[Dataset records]
◆ ◆ ◆
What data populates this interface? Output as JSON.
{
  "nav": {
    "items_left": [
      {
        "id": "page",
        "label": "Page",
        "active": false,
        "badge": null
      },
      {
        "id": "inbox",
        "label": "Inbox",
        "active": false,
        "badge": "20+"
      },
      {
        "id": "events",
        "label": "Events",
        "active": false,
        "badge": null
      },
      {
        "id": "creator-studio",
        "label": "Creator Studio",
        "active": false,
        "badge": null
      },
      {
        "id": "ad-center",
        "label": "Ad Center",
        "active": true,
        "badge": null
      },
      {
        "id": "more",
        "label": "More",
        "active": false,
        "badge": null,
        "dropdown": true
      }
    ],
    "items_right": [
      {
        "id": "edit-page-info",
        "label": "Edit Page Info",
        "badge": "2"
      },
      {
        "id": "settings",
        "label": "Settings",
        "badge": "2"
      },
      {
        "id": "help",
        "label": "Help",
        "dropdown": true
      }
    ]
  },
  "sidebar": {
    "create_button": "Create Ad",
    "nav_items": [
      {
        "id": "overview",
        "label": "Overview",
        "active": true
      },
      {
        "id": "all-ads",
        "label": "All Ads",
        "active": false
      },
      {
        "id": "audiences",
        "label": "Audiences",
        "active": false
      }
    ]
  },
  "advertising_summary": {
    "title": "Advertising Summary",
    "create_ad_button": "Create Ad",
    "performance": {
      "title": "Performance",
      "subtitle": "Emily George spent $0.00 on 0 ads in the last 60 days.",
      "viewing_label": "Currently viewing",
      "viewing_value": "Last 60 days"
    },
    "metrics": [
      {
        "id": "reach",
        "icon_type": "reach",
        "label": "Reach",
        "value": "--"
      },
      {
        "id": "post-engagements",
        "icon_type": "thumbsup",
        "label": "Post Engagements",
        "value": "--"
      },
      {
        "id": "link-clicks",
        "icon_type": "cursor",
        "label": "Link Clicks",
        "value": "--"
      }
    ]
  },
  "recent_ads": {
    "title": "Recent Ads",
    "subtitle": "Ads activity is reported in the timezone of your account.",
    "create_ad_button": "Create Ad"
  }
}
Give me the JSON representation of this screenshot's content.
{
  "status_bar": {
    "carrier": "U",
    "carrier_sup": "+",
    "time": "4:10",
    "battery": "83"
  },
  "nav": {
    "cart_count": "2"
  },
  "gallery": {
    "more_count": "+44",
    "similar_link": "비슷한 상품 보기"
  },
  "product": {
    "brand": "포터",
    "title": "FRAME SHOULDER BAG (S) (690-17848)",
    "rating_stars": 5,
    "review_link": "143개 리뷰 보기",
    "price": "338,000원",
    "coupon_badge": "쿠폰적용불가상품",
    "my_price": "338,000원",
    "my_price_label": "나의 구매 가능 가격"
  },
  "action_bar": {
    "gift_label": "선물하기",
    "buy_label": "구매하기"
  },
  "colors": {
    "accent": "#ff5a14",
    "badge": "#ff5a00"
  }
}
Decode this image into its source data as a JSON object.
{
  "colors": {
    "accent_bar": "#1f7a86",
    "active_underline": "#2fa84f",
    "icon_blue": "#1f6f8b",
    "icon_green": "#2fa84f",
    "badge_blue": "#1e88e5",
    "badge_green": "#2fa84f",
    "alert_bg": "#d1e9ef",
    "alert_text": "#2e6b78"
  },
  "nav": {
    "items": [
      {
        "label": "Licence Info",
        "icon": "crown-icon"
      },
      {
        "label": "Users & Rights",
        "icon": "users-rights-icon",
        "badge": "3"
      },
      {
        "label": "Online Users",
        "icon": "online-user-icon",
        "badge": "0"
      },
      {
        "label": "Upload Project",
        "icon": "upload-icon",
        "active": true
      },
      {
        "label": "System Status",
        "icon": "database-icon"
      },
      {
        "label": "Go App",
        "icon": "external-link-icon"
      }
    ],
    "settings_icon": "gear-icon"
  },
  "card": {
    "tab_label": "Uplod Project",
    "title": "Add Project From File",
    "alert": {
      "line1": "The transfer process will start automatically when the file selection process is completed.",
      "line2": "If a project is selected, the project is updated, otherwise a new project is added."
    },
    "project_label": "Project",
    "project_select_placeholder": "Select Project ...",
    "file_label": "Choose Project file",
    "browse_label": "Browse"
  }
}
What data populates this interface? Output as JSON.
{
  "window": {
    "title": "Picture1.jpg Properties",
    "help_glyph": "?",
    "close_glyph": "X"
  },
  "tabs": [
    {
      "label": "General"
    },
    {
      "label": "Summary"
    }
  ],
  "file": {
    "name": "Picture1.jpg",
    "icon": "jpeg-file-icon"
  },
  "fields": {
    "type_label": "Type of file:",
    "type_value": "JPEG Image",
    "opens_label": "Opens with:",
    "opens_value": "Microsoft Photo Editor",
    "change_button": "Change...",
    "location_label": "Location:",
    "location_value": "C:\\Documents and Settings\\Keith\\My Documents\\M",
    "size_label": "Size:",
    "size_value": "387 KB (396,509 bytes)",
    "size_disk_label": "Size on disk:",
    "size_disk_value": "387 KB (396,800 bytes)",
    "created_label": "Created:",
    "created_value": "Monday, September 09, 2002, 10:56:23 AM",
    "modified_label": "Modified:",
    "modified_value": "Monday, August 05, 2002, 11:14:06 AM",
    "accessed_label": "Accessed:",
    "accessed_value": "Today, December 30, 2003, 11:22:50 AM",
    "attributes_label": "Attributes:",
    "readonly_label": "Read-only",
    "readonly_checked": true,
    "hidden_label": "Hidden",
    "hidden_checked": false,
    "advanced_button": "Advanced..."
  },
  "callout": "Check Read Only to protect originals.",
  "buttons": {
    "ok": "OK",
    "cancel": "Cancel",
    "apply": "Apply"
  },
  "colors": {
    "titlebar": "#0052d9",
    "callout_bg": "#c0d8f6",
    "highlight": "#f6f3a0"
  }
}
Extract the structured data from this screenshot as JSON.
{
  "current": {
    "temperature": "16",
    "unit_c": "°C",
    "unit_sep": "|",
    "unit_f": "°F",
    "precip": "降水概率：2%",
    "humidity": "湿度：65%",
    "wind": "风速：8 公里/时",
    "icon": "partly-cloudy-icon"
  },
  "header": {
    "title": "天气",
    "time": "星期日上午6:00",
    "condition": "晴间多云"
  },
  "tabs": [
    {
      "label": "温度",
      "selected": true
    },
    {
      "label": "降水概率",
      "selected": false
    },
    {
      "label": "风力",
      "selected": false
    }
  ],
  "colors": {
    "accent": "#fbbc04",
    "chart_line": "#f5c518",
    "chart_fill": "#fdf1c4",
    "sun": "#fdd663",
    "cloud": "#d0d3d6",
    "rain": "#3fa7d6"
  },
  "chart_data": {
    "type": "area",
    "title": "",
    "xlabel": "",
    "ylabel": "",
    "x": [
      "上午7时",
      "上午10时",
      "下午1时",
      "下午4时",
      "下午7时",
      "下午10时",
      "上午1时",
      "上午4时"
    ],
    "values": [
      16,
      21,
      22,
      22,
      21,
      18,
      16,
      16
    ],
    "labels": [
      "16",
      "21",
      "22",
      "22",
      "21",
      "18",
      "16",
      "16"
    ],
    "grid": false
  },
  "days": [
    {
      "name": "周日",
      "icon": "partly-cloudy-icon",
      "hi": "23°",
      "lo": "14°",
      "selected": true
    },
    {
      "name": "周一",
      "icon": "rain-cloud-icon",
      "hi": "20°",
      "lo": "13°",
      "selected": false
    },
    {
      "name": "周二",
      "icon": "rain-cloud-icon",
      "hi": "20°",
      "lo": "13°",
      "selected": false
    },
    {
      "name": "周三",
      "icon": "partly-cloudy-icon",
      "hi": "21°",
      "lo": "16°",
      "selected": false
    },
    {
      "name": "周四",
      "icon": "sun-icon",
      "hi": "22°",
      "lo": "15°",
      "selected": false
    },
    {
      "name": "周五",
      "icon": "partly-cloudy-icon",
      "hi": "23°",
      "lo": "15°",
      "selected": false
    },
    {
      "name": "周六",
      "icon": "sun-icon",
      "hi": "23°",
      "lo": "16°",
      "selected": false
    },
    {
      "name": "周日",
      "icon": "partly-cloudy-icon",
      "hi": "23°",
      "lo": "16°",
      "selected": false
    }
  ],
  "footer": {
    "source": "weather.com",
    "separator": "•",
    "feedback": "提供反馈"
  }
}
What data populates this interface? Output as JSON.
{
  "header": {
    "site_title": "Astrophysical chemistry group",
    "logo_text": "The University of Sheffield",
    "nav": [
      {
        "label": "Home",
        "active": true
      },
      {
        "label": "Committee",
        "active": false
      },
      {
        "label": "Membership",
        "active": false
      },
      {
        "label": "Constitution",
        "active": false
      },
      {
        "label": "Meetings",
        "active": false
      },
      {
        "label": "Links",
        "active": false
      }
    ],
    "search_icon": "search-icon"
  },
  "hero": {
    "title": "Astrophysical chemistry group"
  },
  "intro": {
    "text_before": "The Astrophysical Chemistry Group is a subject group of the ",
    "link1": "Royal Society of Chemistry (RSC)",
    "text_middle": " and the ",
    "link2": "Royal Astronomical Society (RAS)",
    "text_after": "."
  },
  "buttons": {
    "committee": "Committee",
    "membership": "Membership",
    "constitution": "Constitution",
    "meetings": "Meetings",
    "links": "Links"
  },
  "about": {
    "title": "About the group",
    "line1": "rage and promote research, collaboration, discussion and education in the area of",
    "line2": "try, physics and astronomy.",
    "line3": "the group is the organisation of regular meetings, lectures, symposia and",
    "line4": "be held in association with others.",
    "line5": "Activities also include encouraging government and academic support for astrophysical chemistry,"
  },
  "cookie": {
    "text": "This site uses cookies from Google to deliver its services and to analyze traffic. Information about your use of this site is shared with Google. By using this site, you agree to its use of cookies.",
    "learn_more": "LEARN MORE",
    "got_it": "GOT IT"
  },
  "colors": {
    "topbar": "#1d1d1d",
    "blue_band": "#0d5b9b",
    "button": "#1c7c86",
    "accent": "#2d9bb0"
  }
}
◆ ◆ ◆
• EXERCISE
Copy in full each line that holds the word "with".

• TASK OUTPUT
    "opens_label": "Opens with:",
    "line4": "be held in association with others.",
    "text": "This site uses cookies from Google to deliver its services and to analyze traffic. Information about your use of this site is shared with Google. By using this site, you agree to its use of cookies.",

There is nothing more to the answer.